### GOALS
1) Copy from the review of the probabilistic masking method for diffusion models the part that opens with the words containing "There are some" and closes with "meaning of $e_1$ ?".
2) Give what follows the last sentence of the review discussion on probabilistic masking for diffusion models, picking up right after its final line.

### TEXT SEGMENT
━━━━━━━━

The proposed work addresses the critical challenge of inefficient sampling in diffusion models via a very clever and novel probabilistic masking approach. The formulation and inference are elegant and impressive.
The experiment settings and results are solid. It's impressive to see the proposed work can achieve state-of-the-art performance in time series imputation and image synthesis with 5-20% of steps, and enables efficient step-compression of large diffusion models through one-epoch.

The presentation is also clear and easy to follow.

缺点

The policy-gradient-based update for the prob masking is more like reinforcement learning, rather than the Bayesian variational inference. As the classical VI-based update is also feasible for inferring the Bern distribution, more discussion is encouraged on why adopting the policy-gradient-based update.
For the constrain $K$ of the total step, can the "Gradually Increasing Masking Rate" trick guarantee theoretically that the final learned step is constrained by $K$ ? My understanding is it controls the prob $p$ of the Bern distribution and the final steps are based on the random samples. Also, it's not very clear to me why the learned $s$ is doomed to be almost 0 or 1 . The L1 constraint can do it for sure. However, it seems the training procedure doesn't include the L1 constraint explicitly, but uses the "Gradually Increasing Masking Rate" trick. Clarification on these points is encouraged.
There are some typos and missing things that should be fixed. For example:

The statement under equation 11, "we can estimate the gradients of $\nabla_{\mathbf{s}} \Phi(\theta, \theta)$ "- should it be $\nabla_{\mathbf{s}} \Phi(\theta, s)$
The equation 12, what's the meaning of $e_1$ ?

问题

See weakness

评论- Response to Reviewer 1NMC

2023-11-16

Thanks for your constructive comments.

Q1: The policy-gradient-based update for the prob masking is more like reinforcement learning, rather than the Bayesian variational inference. As the classical VI-based update is also feasible for inferring the Bern distribution, more discussion is encouraged on why adopting the policy-gradient-based update.

━━━━━━━━

Element placement data:
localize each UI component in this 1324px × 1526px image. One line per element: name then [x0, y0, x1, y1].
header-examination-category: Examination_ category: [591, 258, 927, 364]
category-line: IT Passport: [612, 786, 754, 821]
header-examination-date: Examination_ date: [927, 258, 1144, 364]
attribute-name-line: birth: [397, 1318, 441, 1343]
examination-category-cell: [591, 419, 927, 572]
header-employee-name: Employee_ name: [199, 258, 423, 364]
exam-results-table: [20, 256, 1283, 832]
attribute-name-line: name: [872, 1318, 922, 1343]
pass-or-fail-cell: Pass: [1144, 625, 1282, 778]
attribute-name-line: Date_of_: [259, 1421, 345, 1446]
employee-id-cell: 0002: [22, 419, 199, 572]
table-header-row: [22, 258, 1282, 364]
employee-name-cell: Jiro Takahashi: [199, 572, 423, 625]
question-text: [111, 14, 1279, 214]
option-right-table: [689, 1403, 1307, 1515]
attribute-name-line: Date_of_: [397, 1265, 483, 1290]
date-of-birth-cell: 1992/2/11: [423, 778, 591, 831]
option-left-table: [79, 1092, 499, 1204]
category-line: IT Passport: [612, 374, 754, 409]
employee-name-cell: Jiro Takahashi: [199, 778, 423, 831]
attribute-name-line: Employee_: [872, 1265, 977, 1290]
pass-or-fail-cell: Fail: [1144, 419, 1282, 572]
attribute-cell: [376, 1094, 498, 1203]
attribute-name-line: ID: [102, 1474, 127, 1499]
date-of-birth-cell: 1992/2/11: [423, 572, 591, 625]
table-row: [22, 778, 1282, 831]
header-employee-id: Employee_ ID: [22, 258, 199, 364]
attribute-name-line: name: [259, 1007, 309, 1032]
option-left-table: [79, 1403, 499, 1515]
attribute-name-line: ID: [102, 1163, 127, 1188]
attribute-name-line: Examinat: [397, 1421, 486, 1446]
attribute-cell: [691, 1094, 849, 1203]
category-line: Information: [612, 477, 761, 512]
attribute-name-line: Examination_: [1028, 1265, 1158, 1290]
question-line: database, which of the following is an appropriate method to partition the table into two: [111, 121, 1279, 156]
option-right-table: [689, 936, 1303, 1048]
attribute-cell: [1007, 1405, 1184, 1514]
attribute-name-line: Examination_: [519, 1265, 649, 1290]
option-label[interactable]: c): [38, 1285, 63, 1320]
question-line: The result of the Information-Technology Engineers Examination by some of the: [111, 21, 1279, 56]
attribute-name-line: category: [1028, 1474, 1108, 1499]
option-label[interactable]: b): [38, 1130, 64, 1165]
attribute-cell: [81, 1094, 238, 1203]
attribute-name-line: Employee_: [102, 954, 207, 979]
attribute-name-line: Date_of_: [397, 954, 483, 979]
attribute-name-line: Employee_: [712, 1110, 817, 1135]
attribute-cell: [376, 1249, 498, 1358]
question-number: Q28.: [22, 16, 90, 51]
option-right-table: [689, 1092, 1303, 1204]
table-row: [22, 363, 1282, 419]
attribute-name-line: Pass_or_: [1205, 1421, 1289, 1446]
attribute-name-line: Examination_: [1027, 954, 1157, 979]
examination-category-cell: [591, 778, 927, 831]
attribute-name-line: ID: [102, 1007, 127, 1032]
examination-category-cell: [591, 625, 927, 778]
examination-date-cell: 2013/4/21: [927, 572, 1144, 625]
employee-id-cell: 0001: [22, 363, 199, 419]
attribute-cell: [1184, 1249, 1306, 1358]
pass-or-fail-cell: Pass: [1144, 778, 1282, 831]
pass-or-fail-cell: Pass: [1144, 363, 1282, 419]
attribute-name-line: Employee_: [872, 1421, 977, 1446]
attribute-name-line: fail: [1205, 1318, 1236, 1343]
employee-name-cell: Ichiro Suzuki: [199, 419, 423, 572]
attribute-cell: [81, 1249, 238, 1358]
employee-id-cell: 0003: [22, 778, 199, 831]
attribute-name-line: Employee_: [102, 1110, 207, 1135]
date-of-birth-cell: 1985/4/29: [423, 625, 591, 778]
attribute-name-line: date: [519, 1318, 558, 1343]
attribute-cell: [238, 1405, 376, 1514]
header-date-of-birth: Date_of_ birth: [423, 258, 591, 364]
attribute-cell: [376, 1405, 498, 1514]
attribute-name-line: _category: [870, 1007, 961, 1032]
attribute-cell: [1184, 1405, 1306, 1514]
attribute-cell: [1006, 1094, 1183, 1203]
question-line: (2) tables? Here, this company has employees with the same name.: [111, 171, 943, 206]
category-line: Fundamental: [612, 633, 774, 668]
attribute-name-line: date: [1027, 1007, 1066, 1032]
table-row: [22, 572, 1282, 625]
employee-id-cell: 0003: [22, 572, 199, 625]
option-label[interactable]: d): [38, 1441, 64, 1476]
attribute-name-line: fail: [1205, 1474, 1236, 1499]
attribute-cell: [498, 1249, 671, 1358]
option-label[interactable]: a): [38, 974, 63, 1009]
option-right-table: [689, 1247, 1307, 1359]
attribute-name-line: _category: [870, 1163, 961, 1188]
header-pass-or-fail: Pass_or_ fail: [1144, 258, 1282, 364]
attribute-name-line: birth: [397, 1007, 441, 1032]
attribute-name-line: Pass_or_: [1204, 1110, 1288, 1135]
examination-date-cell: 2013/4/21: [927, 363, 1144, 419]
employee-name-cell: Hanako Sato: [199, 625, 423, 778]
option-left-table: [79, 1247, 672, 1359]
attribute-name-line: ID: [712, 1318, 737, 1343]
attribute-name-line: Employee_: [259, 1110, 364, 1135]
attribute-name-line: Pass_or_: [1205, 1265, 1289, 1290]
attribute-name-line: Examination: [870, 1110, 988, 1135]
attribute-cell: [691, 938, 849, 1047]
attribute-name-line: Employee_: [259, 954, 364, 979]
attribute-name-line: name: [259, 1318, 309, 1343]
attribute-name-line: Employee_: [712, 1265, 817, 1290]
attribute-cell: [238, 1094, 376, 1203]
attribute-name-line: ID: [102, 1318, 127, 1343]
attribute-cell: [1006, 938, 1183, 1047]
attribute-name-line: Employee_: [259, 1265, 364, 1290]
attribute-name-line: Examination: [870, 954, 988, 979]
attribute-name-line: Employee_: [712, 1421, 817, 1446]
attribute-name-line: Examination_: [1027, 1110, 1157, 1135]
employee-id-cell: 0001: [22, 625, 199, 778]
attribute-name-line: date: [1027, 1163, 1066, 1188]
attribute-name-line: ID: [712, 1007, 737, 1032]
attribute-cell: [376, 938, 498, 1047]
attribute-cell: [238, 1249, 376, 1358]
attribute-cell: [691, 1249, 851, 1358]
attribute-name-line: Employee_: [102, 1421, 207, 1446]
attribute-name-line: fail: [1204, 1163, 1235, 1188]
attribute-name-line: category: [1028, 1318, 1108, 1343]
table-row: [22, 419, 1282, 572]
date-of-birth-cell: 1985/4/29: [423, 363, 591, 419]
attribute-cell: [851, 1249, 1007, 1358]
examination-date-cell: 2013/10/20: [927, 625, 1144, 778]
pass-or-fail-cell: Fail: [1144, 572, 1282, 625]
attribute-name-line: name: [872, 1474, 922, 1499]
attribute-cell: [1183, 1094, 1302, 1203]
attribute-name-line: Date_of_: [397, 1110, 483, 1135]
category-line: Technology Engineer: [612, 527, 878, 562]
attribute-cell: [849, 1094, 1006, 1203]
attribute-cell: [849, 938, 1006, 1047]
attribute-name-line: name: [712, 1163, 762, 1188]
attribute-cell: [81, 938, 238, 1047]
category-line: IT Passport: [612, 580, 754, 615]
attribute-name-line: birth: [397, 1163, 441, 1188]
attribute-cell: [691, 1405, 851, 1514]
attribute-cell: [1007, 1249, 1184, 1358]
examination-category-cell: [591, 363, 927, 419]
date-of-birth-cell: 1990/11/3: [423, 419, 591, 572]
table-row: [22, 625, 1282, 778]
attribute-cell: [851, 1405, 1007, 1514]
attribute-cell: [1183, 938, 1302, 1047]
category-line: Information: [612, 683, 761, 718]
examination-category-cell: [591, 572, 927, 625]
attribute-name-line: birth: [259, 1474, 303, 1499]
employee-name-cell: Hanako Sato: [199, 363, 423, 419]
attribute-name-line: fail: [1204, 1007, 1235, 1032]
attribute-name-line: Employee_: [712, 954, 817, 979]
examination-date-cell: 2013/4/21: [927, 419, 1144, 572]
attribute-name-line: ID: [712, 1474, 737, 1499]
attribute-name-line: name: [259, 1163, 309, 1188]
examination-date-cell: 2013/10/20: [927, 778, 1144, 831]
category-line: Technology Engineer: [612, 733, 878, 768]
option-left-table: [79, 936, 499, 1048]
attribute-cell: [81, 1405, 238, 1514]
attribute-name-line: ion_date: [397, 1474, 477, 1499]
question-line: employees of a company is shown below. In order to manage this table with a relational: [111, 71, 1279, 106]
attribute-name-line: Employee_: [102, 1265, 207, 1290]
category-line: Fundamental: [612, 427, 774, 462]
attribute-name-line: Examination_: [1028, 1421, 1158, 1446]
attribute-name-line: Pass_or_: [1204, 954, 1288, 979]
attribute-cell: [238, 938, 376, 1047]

━━━━━━━━

### TASK-BY-TASK RESULTS
1)
There are some typos and missing things that should be fixed. For example:

The statement under equation 11, "we can estimate the gradients of $\nabla_{\mathbf{s}} \Phi(\theta, \theta)$ "- should it be $\nabla_{\mathbf{s}} \Phi(\theta, s)$
The equation 12, what's the meaning of $e_1$ ?

2)
A1: Our considerations in choosing the gradient estimators are as follows.

(1) Bayesian method could not be a perfect choice for our training problem. The reason is that its performance is sensitive to the selection of priors. In the case of the Bernoulli distribution, the Beta distribution serves as the conjugate prior, displaying significant variation for different parameters, $\alpha$ and $\beta$ . In the early stage, an inappropriate prior could make the model difficult to converge.

(2) In contrast, for policy gradient, we design a schedule that gradually increase the masking ratio and we can update the model by projected gradient descent efficiently.

Thanks for your suggestion and we will conduct an in-depth exploration on the combination of Bayesian methods and our framework in the future.

Q2: For the constrain K of the total step, can the "Gradually Increasing Masking Rate" trick guarantee theoretically that the final learned step is constrained by $K$ ? My understanding is it controls the prob $p$ of the Bern distribution and the final steps are based on the random samples. Also, it's not very clear to me why the learned $s$ is doomed to be almost 0 or 1 . The L1 constraint can do it for sure. However, it seems the training procedure doesn't include the L1 constraint explicitly, but uses the "Gradually Increasing Masking Rate" trick. Clarification on these points is encouraged.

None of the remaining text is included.